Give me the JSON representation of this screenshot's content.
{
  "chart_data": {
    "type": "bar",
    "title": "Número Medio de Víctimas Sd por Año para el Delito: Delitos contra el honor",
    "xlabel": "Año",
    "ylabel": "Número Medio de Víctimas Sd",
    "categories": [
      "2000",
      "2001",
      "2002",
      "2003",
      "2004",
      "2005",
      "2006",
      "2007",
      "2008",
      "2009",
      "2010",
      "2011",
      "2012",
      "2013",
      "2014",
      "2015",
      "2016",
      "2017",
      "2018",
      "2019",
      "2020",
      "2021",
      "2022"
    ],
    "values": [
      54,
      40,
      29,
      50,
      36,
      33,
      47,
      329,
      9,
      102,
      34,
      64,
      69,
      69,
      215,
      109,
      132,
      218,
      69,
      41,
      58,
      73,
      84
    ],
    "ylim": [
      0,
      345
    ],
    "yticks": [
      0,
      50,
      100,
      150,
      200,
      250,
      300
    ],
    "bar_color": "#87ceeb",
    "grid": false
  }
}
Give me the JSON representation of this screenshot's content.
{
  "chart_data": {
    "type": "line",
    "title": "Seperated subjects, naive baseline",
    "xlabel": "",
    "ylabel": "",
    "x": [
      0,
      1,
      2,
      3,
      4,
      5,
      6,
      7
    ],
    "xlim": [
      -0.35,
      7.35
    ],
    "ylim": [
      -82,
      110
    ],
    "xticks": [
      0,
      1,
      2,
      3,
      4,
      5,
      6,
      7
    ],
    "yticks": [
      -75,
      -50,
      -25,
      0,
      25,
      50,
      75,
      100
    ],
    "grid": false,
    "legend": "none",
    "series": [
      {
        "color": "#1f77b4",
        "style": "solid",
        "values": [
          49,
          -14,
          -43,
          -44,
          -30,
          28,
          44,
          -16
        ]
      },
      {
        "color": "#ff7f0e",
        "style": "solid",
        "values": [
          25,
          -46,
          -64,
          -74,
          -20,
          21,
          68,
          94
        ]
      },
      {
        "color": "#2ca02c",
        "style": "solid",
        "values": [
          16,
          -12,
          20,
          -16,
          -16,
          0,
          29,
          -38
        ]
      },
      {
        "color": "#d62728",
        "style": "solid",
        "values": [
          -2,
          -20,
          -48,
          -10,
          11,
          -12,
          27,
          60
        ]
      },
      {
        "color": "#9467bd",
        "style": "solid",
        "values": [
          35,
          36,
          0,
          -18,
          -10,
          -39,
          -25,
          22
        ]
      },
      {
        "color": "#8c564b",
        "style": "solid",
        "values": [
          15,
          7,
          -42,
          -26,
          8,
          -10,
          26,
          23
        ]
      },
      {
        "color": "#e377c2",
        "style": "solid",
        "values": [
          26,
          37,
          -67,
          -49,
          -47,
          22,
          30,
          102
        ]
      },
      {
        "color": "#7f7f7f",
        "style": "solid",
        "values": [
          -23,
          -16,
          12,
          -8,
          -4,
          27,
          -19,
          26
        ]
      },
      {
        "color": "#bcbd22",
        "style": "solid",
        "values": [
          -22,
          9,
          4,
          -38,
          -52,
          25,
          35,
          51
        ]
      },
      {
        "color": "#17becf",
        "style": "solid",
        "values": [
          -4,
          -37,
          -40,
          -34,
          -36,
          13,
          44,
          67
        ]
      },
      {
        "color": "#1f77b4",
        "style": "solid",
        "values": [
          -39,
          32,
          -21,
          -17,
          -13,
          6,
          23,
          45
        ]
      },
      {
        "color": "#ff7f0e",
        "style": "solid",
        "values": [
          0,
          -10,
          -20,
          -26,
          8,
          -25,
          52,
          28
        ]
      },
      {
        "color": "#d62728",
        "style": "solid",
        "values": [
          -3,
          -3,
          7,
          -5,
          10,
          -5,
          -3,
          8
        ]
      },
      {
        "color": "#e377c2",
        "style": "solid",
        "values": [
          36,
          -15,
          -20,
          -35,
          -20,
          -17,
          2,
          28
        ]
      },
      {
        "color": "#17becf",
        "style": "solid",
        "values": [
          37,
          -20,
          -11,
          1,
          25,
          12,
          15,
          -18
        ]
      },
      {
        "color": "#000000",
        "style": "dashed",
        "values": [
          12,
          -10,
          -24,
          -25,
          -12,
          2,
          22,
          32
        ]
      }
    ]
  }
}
^^^^
**Brief:** Read the data above and pull out each line that holds the string "Medio".

**Result for this exercise:**
    "title": "Número Medio de Víctimas Sd por Año para el Delito: Delitos contra el honor",
    "ylabel": "Número Medio de Víctimas Sd",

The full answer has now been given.